> [BRIEF]: Copy every line of the records below that holds the word "rechts".

(Extracted data entries)
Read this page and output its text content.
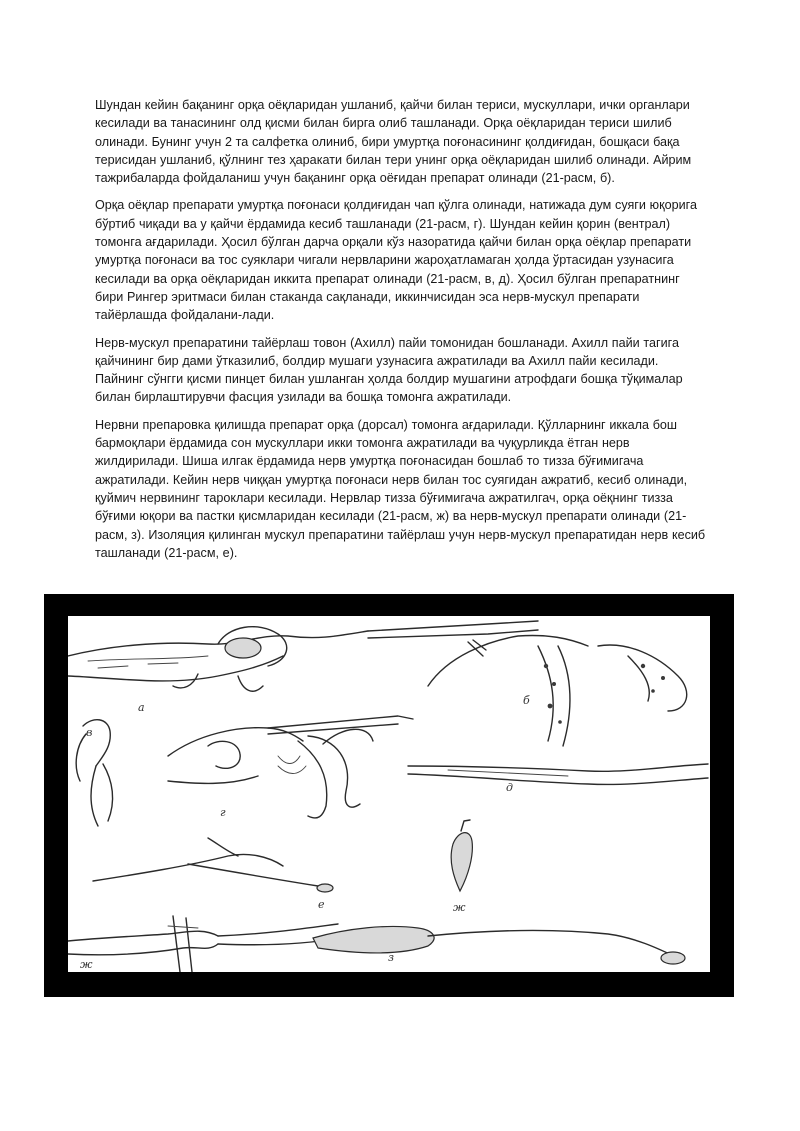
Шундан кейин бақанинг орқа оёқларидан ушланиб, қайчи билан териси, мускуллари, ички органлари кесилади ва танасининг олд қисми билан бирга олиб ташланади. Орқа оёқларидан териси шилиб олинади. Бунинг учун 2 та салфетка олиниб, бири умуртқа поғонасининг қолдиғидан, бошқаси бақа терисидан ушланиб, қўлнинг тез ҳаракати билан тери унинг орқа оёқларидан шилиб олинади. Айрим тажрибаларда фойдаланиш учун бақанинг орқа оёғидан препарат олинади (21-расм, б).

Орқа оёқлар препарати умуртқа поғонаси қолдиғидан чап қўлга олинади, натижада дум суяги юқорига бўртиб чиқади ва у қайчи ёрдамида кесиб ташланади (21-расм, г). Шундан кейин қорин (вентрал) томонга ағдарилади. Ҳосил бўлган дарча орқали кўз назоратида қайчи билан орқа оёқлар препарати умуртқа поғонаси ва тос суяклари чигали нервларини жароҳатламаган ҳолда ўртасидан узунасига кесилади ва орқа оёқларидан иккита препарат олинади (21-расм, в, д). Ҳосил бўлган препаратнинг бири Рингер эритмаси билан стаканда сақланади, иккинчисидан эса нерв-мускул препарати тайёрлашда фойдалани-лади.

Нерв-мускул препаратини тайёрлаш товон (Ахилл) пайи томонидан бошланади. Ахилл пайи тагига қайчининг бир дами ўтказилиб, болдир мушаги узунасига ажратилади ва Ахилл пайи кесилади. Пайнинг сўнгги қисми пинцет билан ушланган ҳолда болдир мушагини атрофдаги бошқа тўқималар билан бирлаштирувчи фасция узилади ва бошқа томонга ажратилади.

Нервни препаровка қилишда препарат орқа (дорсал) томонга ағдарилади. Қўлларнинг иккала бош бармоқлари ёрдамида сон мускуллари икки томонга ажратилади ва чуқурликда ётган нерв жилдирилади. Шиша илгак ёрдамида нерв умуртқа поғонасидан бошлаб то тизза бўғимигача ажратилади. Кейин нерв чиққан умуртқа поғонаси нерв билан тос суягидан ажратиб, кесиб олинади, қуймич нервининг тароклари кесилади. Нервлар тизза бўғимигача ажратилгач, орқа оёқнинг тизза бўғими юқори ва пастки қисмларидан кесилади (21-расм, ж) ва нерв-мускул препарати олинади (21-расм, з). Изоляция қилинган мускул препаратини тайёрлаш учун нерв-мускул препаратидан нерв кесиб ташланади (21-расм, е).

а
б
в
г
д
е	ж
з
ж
--
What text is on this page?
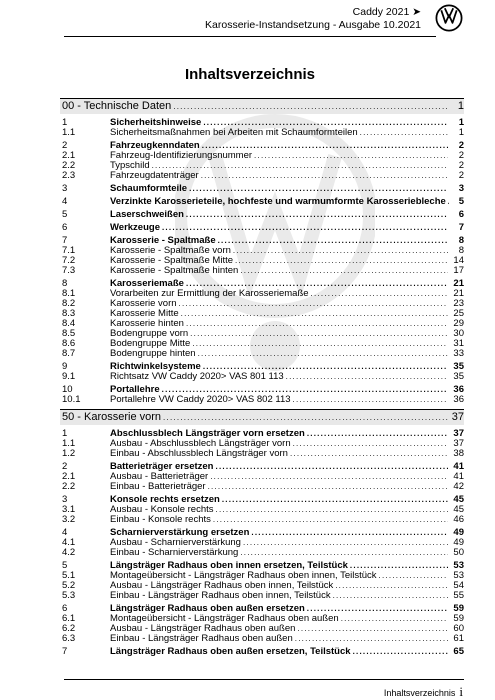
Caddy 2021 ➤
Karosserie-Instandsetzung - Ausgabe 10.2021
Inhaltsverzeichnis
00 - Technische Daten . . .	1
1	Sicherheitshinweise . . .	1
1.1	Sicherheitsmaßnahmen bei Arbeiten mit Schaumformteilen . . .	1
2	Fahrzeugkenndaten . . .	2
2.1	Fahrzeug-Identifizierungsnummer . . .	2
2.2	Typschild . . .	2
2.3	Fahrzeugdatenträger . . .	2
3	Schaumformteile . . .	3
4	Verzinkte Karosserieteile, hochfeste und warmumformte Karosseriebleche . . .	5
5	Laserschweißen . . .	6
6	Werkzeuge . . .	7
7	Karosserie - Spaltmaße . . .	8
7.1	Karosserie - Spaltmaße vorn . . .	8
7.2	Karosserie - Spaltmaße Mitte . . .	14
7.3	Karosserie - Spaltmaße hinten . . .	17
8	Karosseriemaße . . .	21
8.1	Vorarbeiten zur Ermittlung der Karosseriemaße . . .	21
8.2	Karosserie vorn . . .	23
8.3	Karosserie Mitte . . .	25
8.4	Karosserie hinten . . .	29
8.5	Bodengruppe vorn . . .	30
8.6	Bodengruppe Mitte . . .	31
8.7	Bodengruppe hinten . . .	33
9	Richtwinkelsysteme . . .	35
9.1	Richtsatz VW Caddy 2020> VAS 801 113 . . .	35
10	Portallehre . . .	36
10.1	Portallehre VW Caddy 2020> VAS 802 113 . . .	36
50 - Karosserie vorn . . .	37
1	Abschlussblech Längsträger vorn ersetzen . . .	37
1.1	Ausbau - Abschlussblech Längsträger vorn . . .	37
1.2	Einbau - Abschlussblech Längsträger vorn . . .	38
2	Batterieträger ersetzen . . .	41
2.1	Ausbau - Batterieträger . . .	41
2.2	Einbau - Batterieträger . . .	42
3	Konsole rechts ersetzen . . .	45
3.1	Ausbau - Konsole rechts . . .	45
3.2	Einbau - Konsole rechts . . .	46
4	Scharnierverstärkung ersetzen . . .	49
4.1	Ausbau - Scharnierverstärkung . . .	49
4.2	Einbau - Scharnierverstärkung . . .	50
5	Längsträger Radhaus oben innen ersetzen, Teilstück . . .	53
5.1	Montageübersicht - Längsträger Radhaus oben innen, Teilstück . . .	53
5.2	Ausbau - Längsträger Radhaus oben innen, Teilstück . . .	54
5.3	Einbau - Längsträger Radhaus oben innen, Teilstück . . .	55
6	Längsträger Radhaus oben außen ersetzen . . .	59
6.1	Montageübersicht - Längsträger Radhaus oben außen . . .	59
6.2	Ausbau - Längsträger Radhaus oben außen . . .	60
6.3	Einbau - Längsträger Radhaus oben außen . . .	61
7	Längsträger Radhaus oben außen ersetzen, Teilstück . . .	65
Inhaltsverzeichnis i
...
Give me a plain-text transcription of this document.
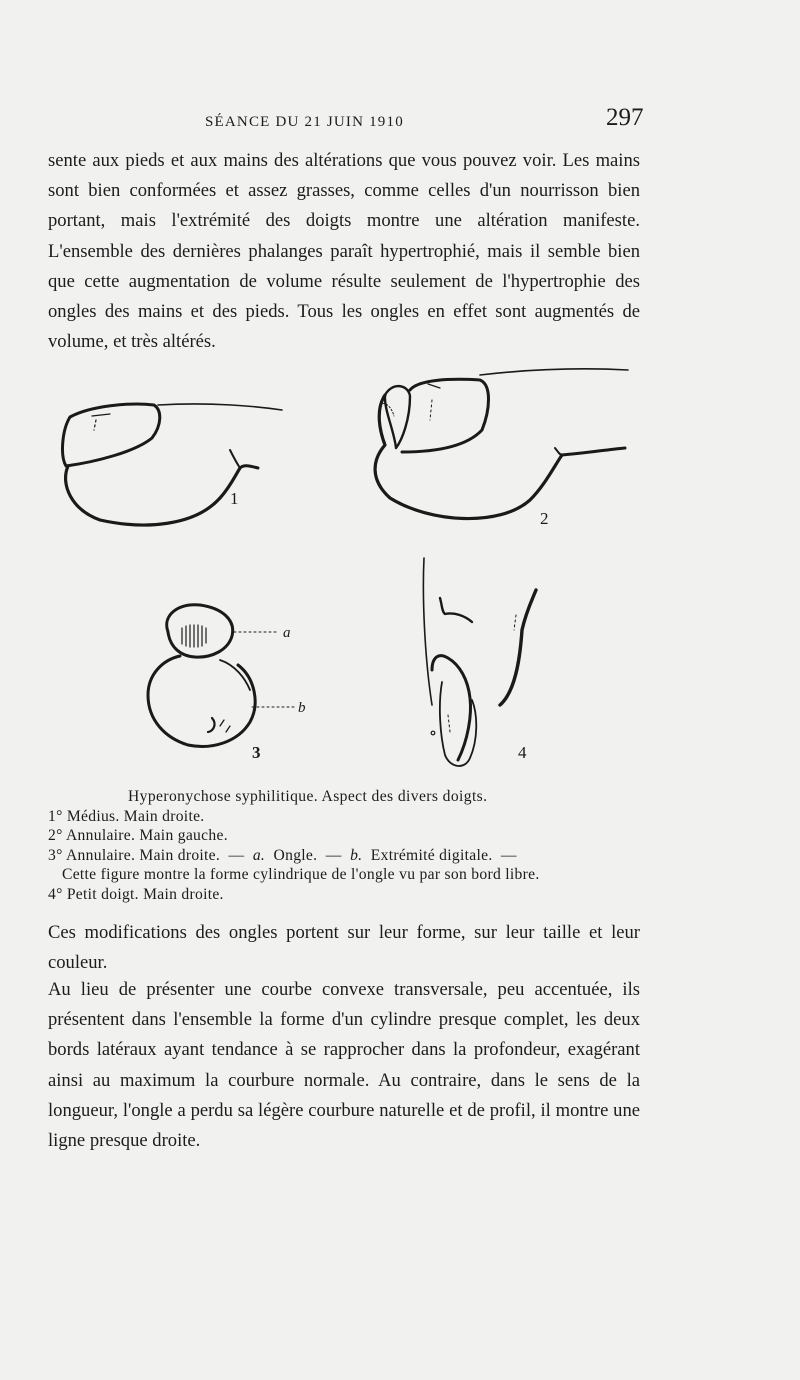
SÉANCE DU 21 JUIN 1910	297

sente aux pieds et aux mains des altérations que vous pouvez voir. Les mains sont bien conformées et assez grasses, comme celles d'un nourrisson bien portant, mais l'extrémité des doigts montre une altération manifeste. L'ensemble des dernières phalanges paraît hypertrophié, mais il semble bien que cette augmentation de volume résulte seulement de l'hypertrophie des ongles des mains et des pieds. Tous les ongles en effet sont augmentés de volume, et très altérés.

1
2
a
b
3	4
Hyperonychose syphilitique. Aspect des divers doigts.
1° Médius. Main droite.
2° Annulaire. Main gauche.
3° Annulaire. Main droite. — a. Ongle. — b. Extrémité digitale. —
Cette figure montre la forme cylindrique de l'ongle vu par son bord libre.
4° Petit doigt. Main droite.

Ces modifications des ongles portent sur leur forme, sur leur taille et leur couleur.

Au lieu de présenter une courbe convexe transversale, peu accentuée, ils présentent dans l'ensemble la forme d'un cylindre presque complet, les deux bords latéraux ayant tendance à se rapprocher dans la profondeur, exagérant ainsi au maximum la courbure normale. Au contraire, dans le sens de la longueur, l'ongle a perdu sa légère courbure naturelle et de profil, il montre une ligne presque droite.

> [ANSWER FOR THE TASK]:
3	Konsole rechts ersetzen . . .	45
3.1	Ausbau - Konsole rechts . . .	45
3.2	Einbau - Konsole rechts . . .	46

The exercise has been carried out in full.